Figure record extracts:
============================================================

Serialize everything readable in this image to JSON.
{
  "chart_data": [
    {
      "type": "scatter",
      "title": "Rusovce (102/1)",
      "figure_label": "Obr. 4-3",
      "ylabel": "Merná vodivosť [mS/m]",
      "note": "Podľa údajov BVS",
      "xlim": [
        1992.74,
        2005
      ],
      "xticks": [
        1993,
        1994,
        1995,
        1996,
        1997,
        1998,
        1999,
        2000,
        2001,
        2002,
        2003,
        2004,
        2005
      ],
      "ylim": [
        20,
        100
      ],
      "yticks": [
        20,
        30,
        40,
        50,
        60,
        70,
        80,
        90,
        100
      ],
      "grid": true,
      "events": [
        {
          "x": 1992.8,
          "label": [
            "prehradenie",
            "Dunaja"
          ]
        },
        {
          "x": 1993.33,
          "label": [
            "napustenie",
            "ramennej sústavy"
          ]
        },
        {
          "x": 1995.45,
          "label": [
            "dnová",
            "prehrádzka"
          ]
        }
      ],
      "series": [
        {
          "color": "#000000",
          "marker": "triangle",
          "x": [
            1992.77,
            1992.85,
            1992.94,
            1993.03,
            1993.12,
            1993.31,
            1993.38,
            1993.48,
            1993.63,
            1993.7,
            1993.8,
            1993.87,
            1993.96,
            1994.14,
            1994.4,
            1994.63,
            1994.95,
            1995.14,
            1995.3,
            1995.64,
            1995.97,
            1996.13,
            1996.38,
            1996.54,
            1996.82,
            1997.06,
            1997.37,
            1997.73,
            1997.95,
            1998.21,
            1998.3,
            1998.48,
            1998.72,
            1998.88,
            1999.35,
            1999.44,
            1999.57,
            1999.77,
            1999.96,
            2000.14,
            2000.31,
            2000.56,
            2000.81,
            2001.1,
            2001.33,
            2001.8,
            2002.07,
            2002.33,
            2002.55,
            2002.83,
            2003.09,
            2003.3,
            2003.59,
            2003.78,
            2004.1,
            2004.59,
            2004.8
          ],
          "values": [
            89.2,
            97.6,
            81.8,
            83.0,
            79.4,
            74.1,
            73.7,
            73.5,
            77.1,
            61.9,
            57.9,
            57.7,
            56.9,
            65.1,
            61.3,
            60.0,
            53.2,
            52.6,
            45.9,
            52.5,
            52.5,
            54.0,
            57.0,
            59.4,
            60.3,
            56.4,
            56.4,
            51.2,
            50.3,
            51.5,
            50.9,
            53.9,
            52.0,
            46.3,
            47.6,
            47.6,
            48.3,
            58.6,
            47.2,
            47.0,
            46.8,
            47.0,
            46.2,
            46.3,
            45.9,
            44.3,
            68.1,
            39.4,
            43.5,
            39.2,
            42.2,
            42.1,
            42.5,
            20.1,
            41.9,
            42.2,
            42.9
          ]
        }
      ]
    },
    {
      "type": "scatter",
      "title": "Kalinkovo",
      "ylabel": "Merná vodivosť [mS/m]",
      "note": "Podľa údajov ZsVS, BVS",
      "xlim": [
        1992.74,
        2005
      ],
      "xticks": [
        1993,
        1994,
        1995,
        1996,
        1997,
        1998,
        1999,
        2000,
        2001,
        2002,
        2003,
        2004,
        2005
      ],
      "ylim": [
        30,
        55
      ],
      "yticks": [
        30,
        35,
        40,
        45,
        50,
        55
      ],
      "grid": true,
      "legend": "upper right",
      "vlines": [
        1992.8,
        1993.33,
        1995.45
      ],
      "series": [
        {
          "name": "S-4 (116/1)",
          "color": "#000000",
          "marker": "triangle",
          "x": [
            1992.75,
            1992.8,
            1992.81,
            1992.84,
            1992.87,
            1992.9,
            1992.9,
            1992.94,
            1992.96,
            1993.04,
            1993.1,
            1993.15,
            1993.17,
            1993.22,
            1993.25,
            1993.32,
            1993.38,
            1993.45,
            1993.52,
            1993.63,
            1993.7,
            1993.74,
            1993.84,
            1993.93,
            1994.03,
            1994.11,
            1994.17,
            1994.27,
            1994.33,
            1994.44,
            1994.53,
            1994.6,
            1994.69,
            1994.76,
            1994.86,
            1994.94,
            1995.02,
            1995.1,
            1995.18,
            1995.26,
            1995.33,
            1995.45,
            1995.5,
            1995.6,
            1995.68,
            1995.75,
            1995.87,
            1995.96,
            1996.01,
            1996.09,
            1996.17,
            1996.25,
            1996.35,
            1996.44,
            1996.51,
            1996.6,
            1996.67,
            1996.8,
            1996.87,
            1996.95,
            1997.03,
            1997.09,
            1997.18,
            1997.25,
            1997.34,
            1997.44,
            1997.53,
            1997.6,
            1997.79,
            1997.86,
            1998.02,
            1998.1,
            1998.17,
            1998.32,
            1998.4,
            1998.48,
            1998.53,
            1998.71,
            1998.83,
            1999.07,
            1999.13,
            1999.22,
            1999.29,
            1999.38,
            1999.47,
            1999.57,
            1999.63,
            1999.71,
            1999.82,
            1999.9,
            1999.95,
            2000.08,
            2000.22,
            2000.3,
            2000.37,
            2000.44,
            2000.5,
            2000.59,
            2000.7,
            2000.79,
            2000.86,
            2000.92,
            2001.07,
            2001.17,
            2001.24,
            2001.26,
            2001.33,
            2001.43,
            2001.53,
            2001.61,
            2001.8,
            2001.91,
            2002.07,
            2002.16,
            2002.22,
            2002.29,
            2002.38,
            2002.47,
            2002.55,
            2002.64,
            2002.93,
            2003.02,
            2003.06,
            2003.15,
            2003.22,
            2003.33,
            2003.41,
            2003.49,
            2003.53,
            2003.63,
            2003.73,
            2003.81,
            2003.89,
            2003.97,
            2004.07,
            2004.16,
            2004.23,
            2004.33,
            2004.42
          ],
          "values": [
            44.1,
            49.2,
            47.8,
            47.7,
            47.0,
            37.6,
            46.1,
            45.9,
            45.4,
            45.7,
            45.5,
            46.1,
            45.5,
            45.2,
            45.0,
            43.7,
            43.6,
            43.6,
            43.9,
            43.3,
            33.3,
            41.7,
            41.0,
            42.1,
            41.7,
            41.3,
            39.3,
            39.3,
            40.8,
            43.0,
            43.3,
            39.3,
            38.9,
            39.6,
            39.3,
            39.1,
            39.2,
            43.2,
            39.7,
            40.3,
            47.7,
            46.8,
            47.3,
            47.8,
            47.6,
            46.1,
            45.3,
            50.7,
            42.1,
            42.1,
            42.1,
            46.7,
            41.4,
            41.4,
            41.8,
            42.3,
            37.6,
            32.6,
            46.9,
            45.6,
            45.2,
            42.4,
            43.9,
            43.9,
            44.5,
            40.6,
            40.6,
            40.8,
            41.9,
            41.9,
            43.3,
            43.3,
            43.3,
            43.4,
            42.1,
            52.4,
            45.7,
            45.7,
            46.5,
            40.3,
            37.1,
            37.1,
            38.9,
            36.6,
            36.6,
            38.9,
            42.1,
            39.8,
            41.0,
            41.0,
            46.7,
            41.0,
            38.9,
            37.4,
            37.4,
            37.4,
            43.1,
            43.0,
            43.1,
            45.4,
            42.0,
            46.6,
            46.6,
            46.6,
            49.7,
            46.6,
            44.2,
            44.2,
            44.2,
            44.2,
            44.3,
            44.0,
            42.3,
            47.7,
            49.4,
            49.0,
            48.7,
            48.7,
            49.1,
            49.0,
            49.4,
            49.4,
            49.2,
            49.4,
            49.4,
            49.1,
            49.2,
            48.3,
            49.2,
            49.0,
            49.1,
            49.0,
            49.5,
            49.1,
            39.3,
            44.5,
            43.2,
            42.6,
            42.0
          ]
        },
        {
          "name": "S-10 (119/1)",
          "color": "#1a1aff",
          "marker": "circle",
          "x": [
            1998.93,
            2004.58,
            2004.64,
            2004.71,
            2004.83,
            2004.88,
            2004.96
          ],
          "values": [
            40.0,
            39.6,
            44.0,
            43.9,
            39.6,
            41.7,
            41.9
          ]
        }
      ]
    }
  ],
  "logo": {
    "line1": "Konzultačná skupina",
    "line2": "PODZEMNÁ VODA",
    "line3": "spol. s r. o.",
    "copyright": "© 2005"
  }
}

============================================================

Copy every line of the records above that contains "title".

      "title": "Rusovce (102/1)",
      "title": "Kalinkovo",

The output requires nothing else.